__TASK TO COMPLETE__. Output every record word for word.

Stored items
☆ ☆ ☆ ☆ ☆

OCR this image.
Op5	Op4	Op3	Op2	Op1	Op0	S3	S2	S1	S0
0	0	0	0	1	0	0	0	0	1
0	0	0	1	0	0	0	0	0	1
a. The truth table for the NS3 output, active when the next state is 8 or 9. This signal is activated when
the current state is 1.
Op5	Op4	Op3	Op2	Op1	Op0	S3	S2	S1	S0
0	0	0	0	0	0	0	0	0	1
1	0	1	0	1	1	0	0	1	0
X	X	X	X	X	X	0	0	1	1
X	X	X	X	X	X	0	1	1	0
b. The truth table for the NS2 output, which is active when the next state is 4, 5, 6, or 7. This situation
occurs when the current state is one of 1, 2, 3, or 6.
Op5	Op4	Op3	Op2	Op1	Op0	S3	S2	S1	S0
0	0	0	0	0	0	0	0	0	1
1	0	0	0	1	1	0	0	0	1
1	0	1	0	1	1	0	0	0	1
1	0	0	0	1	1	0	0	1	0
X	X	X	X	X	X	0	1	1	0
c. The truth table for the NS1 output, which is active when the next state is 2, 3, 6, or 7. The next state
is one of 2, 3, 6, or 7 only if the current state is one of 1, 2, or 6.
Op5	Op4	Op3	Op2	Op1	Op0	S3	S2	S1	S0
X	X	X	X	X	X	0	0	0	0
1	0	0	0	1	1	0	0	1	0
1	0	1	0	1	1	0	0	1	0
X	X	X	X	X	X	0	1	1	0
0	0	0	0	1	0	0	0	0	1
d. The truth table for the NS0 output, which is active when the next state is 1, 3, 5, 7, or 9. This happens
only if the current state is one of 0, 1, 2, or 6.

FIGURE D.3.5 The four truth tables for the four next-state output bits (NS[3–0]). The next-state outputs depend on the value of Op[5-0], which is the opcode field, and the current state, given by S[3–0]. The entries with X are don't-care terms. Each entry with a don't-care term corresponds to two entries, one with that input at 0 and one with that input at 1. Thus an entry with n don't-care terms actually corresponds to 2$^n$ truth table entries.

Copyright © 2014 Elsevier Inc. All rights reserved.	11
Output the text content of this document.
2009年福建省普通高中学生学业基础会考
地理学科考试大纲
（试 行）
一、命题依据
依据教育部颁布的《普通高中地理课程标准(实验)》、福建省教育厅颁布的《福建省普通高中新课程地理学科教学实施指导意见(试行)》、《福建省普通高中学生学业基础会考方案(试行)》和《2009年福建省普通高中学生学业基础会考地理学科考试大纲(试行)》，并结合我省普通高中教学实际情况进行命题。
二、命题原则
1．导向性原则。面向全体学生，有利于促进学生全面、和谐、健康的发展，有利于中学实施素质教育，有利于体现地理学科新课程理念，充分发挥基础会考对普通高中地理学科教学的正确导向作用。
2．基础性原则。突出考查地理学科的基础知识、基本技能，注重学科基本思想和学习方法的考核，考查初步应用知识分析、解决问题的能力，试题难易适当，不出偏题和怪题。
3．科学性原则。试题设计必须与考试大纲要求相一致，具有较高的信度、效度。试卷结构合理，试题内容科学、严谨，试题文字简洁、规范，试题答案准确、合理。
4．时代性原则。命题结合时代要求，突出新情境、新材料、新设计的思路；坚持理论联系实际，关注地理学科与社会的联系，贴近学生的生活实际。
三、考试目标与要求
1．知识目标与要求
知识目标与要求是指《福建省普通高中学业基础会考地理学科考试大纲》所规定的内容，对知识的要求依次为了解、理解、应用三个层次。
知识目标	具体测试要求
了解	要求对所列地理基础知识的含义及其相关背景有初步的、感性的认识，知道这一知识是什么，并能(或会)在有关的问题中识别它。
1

☆ ☆ ☆ ☆ ☆

__FULL RESPONSE__.
OCR this image.
Op5	Op4	Op3	Op2	Op1	Op0	S3	S2	S1	S0
0	0	0	0	1	0	0	0	0	1
0	0	0	1	0	0	0	0	0	1
a. The truth table for the NS3 output, active when the next state is 8 or 9. This signal is activated when
the current state is 1.
Op5	Op4	Op3	Op2	Op1	Op0	S3	S2	S1	S0
0	0	0	0	0	0	0	0	0	1
1	0	1	0	1	1	0	0	1	0
X	X	X	X	X	X	0	0	1	1
X	X	X	X	X	X	0	1	1	0
b. The truth table for the NS2 output, which is active when the next state is 4, 5, 6, or 7. This situation
occurs when the current state is one of 1, 2, 3, or 6.
Op5	Op4	Op3	Op2	Op1	Op0	S3	S2	S1	S0
0	0	0	0	0	0	0	0	0	1
1	0	0	0	1	1	0	0	0	1
1	0	1	0	1	1	0	0	0	1
1	0	0	0	1	1	0	0	1	0
X	X	X	X	X	X	0	1	1	0
c. The truth table for the NS1 output, which is active when the next state is 2, 3, 6, or 7. The next state
is one of 2, 3, 6, or 7 only if the current state is one of 1, 2, or 6.
Op5	Op4	Op3	Op2	Op1	Op0	S3	S2	S1	S0
X	X	X	X	X	X	0	0	0	0
1	0	0	0	1	1	0	0	1	0
1	0	1	0	1	1	0	0	1	0
X	X	X	X	X	X	0	1	1	0
0	0	0	0	1	0	0	0	0	1
d. The truth table for the NS0 output, which is active when the next state is 1, 3, 5, 7, or 9. This happens
only if the current state is one of 0, 1, 2, or 6.

FIGURE D.3.5 The four truth tables for the four next-state output bits (NS[3–0]). The next-state outputs depend on the value of Op[5-0], which is the opcode field, and the current state, given by S[3–0]. The entries with X are don't-care terms. Each entry with a don't-care term corresponds to two entries, one with that input at 0 and one with that input at 1. Thus an entry with n don't-care terms actually corresponds to 2$^n$ truth table entries.

Copyright © 2014 Elsevier Inc. All rights reserved.	11
Output the text content of this document.
2009年福建省普通高中学生学业基础会考
地理学科考试大纲
（试 行）
一、命题依据
依据教育部颁布的《普通高中地理课程标准(实验)》、福建省教育厅颁布的《福建省普通高中新课程地理学科教学实施指导意见(试行)》、《福建省普通高中学生学业基础会考方案(试行)》和《2009年福建省普通高中学生学业基础会考地理学科考试大纲(试行)》，并结合我省普通高中教学实际情况进行命题。
二、命题原则
1．导向性原则。面向全体学生，有利于促进学生全面、和谐、健康的发展，有利于中学实施素质教育，有利于体现地理学科新课程理念，充分发挥基础会考对普通高中地理学科教学的正确导向作用。
2．基础性原则。突出考查地理学科的基础知识、基本技能，注重学科基本思想和学习方法的考核，考查初步应用知识分析、解决问题的能力，试题难易适当，不出偏题和怪题。
3．科学性原则。试题设计必须与考试大纲要求相一致，具有较高的信度、效度。试卷结构合理，试题内容科学、严谨，试题文字简洁、规范，试题答案准确、合理。
4．时代性原则。命题结合时代要求，突出新情境、新材料、新设计的思路；坚持理论联系实际，关注地理学科与社会的联系，贴近学生的生活实际。
三、考试目标与要求
1．知识目标与要求
知识目标与要求是指《福建省普通高中学业基础会考地理学科考试大纲》所规定的内容，对知识的要求依次为了解、理解、应用三个层次。
知识目标	具体测试要求
了解	要求对所列地理基础知识的含义及其相关背景有初步的、感性的认识，知道这一知识是什么，并能(或会)在有关的问题中识别它。
1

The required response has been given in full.